## Directions:
Say how many lines contain the string "climatology". Give no other output.

## Listing:
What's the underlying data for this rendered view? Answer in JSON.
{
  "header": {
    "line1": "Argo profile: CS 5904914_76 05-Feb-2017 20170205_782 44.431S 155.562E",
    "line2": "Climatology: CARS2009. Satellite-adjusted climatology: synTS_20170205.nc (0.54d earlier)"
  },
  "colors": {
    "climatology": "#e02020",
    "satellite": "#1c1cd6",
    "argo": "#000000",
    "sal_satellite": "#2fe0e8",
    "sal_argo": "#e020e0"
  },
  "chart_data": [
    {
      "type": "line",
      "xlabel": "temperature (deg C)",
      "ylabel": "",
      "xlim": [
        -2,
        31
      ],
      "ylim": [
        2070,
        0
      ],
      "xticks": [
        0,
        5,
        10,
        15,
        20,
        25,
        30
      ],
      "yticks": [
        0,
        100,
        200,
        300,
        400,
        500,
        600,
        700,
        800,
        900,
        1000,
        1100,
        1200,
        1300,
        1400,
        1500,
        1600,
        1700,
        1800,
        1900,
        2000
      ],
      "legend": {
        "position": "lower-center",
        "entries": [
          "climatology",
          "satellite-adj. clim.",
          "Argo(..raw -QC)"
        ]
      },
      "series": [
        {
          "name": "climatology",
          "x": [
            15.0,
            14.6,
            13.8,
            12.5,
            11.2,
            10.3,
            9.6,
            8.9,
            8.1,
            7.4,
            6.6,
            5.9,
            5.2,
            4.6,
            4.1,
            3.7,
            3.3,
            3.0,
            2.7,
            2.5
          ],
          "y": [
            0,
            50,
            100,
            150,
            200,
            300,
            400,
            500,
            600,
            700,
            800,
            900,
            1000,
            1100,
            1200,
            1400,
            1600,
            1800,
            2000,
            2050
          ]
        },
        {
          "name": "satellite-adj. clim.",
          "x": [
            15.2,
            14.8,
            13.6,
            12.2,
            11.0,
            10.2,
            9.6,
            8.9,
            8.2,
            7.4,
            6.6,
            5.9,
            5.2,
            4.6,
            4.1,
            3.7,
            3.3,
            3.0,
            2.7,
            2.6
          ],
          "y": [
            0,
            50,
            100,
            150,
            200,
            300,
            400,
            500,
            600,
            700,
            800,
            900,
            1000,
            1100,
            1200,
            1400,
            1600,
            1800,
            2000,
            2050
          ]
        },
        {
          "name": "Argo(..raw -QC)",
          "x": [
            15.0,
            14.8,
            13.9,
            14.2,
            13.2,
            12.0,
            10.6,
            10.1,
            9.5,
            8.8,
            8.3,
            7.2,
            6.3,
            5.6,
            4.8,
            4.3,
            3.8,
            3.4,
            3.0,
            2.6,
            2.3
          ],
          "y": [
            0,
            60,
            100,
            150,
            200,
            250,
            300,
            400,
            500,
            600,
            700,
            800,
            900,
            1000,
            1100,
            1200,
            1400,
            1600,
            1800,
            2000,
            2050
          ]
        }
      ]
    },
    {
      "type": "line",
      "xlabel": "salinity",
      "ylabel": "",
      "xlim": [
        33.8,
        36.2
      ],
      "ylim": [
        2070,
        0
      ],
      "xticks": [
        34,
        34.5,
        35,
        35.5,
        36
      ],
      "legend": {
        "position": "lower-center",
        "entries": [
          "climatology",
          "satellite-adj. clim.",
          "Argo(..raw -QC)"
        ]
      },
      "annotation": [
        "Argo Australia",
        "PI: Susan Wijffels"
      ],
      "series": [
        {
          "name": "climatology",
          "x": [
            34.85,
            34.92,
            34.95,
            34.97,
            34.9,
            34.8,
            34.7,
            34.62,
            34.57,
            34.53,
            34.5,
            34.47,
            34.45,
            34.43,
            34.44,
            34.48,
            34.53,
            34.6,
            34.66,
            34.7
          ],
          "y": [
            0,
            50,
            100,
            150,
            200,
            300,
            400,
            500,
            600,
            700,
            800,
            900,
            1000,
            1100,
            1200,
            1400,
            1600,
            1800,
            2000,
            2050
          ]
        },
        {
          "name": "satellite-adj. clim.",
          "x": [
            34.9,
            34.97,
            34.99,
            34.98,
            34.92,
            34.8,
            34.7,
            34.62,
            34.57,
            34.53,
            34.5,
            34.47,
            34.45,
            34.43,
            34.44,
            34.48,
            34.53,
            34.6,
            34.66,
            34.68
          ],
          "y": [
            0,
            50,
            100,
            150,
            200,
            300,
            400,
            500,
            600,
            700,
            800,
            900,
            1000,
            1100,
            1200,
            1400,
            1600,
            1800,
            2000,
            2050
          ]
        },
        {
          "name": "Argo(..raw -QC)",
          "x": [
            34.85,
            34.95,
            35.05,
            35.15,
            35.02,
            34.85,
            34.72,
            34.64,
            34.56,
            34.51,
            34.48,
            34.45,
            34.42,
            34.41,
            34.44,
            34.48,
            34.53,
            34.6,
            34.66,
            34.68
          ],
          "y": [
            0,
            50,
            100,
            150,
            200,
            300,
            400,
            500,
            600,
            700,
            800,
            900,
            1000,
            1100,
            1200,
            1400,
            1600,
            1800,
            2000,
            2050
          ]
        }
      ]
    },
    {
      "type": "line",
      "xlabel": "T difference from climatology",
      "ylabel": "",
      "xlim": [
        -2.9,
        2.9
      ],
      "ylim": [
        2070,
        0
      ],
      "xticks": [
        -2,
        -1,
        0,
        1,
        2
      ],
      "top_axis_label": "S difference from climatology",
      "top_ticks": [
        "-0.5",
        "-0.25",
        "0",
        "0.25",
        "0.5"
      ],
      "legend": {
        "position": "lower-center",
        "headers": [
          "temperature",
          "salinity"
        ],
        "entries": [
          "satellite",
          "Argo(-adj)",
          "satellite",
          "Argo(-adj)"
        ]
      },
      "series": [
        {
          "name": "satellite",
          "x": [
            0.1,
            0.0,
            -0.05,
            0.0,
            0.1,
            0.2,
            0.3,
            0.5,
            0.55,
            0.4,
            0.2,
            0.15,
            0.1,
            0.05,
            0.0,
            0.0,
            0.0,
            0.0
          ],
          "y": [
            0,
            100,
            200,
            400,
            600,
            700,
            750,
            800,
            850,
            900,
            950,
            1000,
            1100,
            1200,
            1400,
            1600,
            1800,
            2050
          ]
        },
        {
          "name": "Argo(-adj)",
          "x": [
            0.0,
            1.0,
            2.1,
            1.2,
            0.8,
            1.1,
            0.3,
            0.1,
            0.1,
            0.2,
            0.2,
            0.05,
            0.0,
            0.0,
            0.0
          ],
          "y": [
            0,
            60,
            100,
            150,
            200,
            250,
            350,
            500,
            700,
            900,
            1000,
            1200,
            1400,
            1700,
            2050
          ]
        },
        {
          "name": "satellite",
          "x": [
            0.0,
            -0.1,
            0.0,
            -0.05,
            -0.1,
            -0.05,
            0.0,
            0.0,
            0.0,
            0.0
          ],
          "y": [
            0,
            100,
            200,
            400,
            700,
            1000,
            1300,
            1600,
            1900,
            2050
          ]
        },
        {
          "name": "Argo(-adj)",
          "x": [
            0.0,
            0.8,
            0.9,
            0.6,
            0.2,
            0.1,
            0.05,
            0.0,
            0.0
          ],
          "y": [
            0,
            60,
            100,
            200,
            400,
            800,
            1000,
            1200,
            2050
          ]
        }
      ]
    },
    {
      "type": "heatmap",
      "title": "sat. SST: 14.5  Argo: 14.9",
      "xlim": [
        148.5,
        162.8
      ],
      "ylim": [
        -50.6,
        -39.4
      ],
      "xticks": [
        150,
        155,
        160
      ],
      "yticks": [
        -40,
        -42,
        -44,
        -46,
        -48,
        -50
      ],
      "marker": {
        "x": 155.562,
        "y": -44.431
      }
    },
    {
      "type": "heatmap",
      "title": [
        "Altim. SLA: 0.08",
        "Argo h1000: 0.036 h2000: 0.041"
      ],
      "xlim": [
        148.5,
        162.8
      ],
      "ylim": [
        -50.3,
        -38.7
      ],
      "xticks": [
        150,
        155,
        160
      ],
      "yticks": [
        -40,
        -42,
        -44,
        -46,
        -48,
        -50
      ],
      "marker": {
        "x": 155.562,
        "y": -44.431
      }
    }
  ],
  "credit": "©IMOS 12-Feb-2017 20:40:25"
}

## Full solution:
8